SHORT PROBLEM: Could you extract every entry below and reproduce it exactly?

>> start DATA PROVIDED

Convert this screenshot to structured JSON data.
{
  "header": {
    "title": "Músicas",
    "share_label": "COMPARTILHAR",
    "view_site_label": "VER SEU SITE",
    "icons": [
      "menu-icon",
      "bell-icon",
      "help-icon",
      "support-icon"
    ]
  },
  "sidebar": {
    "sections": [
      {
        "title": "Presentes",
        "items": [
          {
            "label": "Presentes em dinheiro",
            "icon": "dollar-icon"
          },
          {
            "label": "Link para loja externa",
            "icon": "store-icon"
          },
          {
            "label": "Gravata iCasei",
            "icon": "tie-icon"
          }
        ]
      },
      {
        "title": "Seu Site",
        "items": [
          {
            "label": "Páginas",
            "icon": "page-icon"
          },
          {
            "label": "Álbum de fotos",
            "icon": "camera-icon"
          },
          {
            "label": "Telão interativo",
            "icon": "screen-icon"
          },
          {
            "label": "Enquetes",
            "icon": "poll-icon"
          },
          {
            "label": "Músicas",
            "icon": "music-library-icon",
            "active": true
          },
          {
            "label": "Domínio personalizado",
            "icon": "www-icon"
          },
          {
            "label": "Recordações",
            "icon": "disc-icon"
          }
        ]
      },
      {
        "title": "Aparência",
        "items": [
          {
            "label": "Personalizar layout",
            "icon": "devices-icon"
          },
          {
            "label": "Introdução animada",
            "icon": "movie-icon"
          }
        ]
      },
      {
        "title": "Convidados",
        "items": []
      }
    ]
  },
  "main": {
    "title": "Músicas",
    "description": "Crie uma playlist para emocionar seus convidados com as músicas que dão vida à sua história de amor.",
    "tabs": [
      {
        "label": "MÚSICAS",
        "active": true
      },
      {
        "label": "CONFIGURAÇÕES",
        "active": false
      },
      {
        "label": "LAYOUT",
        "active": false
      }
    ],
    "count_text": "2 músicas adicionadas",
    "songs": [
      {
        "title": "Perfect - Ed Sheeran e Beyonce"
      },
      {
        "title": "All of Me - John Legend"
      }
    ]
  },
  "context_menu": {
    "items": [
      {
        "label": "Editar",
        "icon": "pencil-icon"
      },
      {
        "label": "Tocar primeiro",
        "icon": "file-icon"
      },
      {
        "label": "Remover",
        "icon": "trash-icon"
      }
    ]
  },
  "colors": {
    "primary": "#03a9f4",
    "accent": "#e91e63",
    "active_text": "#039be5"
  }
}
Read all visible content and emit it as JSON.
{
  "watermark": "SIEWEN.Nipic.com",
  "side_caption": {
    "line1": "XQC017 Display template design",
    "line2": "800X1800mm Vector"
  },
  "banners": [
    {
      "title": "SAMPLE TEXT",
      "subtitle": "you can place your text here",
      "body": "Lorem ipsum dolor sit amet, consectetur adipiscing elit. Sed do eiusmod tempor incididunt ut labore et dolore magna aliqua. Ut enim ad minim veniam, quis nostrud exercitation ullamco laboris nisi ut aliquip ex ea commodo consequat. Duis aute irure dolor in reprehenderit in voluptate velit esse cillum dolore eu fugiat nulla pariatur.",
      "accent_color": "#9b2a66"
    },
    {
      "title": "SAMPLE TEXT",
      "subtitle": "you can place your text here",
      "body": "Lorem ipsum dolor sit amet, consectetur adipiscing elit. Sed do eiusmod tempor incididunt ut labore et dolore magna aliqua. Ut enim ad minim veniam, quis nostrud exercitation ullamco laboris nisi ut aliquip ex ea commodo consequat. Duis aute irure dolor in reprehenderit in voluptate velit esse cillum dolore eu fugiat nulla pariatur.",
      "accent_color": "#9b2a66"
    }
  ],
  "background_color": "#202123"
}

>> end DATA PROVIDED

OUTPUT OF THE TASK:
Convert this screenshot to structured JSON data.
{
  "header": {
    "title": "Músicas",
    "share_label": "COMPARTILHAR",
    "view_site_label": "VER SEU SITE",
    "icons": [
      "menu-icon",
      "bell-icon",
      "help-icon",
      "support-icon"
    ]
  },
  "sidebar": {
    "sections": [
      {
        "title": "Presentes",
        "items": [
          {
            "label": "Presentes em dinheiro",
            "icon": "dollar-icon"
          },
          {
            "label": "Link para loja externa",
            "icon": "store-icon"
          },
          {
            "label": "Gravata iCasei",
            "icon": "tie-icon"
          }
        ]
      },
      {
        "title": "Seu Site",
        "items": [
          {
            "label": "Páginas",
            "icon": "page-icon"
          },
          {
            "label": "Álbum de fotos",
            "icon": "camera-icon"
          },
          {
            "label": "Telão interativo",
            "icon": "screen-icon"
          },
          {
            "label": "Enquetes",
            "icon": "poll-icon"
          },
          {
            "label": "Músicas",
            "icon": "music-library-icon",
            "active": true
          },
          {
            "label": "Domínio personalizado",
            "icon": "www-icon"
          },
          {
            "label": "Recordações",
            "icon": "disc-icon"
          }
        ]
      },
      {
        "title": "Aparência",
        "items": [
          {
            "label": "Personalizar layout",
            "icon": "devices-icon"
          },
          {
            "label": "Introdução animada",
            "icon": "movie-icon"
          }
        ]
      },
      {
        "title": "Convidados",
        "items": []
      }
    ]
  },
  "main": {
    "title": "Músicas",
    "description": "Crie uma playlist para emocionar seus convidados com as músicas que dão vida à sua história de amor.",
    "tabs": [
      {
        "label": "MÚSICAS",
        "active": true
      },
      {
        "label": "CONFIGURAÇÕES",
        "active": false
      },
      {
        "label": "LAYOUT",
        "active": false
      }
    ],
    "count_text": "2 músicas adicionadas",
    "songs": [
      {
        "title": "Perfect - Ed Sheeran e Beyonce"
      },
      {
        "title": "All of Me - John Legend"
      }
    ]
  },
  "context_menu": {
    "items": [
      {
        "label": "Editar",
        "icon": "pencil-icon"
      },
      {
        "label": "Tocar primeiro",
        "icon": "file-icon"
      },
      {
        "label": "Remover",
        "icon": "trash-icon"
      }
    ]
  },
  "colors": {
    "primary": "#03a9f4",
    "accent": "#e91e63",
    "active_text": "#039be5"
  }
}
Read all visible content and emit it as JSON.
{
  "watermark": "SIEWEN.Nipic.com",
  "side_caption": {
    "line1": "XQC017 Display template design",
    "line2": "800X1800mm Vector"
  },
  "banners": [
    {
      "title": "SAMPLE TEXT",
      "subtitle": "you can place your text here",
      "body": "Lorem ipsum dolor sit amet, consectetur adipiscing elit. Sed do eiusmod tempor incididunt ut labore et dolore magna aliqua. Ut enim ad minim veniam, quis nostrud exercitation ullamco laboris nisi ut aliquip ex ea commodo consequat. Duis aute irure dolor in reprehenderit in voluptate velit esse cillum dolore eu fugiat nulla pariatur.",
      "accent_color": "#9b2a66"
    },
    {
      "title": "SAMPLE TEXT",
      "subtitle": "you can place your text here",
      "body": "Lorem ipsum dolor sit amet, consectetur adipiscing elit. Sed do eiusmod tempor incididunt ut labore et dolore magna aliqua. Ut enim ad minim veniam, quis nostrud exercitation ullamco laboris nisi ut aliquip ex ea commodo consequat. Duis aute irure dolor in reprehenderit in voluptate velit esse cillum dolore eu fugiat nulla pariatur.",
      "accent_color": "#9b2a66"
    }
  ],
  "background_color": "#202123"
}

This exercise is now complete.